EXCERPTED RECORDS>

[BEGIN]

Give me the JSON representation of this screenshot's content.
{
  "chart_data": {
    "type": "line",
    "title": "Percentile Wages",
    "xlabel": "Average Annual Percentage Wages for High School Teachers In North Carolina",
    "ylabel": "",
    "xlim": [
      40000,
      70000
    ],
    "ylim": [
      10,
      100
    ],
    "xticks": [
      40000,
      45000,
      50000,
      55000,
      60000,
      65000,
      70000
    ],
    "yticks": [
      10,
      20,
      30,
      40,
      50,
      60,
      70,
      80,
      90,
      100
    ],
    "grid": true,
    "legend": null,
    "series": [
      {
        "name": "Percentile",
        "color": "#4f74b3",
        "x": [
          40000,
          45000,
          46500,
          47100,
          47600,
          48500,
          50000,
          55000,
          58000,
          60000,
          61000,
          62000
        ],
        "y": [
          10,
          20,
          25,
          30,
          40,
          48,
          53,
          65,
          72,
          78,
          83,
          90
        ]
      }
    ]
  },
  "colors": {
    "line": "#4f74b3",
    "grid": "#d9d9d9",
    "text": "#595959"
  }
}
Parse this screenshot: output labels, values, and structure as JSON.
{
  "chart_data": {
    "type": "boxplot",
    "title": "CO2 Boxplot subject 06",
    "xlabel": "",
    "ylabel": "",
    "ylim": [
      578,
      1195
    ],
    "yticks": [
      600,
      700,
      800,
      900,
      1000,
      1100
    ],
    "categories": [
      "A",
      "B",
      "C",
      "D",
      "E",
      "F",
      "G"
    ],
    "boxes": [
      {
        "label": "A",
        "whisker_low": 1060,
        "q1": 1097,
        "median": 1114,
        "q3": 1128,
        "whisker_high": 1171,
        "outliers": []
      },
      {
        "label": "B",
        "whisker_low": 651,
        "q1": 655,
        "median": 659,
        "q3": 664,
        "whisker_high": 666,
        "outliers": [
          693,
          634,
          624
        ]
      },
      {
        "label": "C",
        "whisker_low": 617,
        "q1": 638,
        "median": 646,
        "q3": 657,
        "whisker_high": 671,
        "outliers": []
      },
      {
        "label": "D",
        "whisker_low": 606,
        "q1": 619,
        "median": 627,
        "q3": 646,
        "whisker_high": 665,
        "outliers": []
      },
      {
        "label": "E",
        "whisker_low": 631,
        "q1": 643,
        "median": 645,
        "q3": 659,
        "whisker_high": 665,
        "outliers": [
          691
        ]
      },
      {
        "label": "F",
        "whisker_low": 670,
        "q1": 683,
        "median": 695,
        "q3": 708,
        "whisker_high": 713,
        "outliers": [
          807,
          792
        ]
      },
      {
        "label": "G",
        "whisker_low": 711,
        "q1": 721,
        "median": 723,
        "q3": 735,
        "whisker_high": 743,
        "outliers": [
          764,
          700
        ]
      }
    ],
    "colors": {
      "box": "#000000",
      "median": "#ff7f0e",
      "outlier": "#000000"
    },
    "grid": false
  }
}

[END]

GIVEN REQUEST>
Repeat each of the entries above precisely as given.

THE RESPONSE>
Give me the JSON representation of this screenshot's content.
{
  "chart_data": {
    "type": "line",
    "title": "Percentile Wages",
    "xlabel": "Average Annual Percentage Wages for High School Teachers In North Carolina",
    "ylabel": "",
    "xlim": [
      40000,
      70000
    ],
    "ylim": [
      10,
      100
    ],
    "xticks": [
      40000,
      45000,
      50000,
      55000,
      60000,
      65000,
      70000
    ],
    "yticks": [
      10,
      20,
      30,
      40,
      50,
      60,
      70,
      80,
      90,
      100
    ],
    "grid": true,
    "legend": null,
    "series": [
      {
        "name": "Percentile",
        "color": "#4f74b3",
        "x": [
          40000,
          45000,
          46500,
          47100,
          47600,
          48500,
          50000,
          55000,
          58000,
          60000,
          61000,
          62000
        ],
        "y": [
          10,
          20,
          25,
          30,
          40,
          48,
          53,
          65,
          72,
          78,
          83,
          90
        ]
      }
    ]
  },
  "colors": {
    "line": "#4f74b3",
    "grid": "#d9d9d9",
    "text": "#595959"
  }
}
Parse this screenshot: output labels, values, and structure as JSON.
{
  "chart_data": {
    "type": "boxplot",
    "title": "CO2 Boxplot subject 06",
    "xlabel": "",
    "ylabel": "",
    "ylim": [
      578,
      1195
    ],
    "yticks": [
      600,
      700,
      800,
      900,
      1000,
      1100
    ],
    "categories": [
      "A",
      "B",
      "C",
      "D",
      "E",
      "F",
      "G"
    ],
    "boxes": [
      {
        "label": "A",
        "whisker_low": 1060,
        "q1": 1097,
        "median": 1114,
        "q3": 1128,
        "whisker_high": 1171,
        "outliers": []
      },
      {
        "label": "B",
        "whisker_low": 651,
        "q1": 655,
        "median": 659,
        "q3": 664,
        "whisker_high": 666,
        "outliers": [
          693,
          634,
          624
        ]
      },
      {
        "label": "C",
        "whisker_low": 617,
        "q1": 638,
        "median": 646,
        "q3": 657,
        "whisker_high": 671,
        "outliers": []
      },
      {
        "label": "D",
        "whisker_low": 606,
        "q1": 619,
        "median": 627,
        "q3": 646,
        "whisker_high": 665,
        "outliers": []
      },
      {
        "label": "E",
        "whisker_low": 631,
        "q1": 643,
        "median": 645,
        "q3": 659,
        "whisker_high": 665,
        "outliers": [
          691
        ]
      },
      {
        "label": "F",
        "whisker_low": 670,
        "q1": 683,
        "median": 695,
        "q3": 708,
        "whisker_high": 713,
        "outliers": [
          807,
          792
        ]
      },
      {
        "label": "G",
        "whisker_low": 711,
        "q1": 721,
        "median": 723,
        "q3": 735,
        "whisker_high": 743,
        "outliers": [
          764,
          700
        ]
      }
    ],
    "colors": {
      "box": "#000000",
      "median": "#ff7f0e",
      "outlier": "#000000"
    },
    "grid": false
  }
}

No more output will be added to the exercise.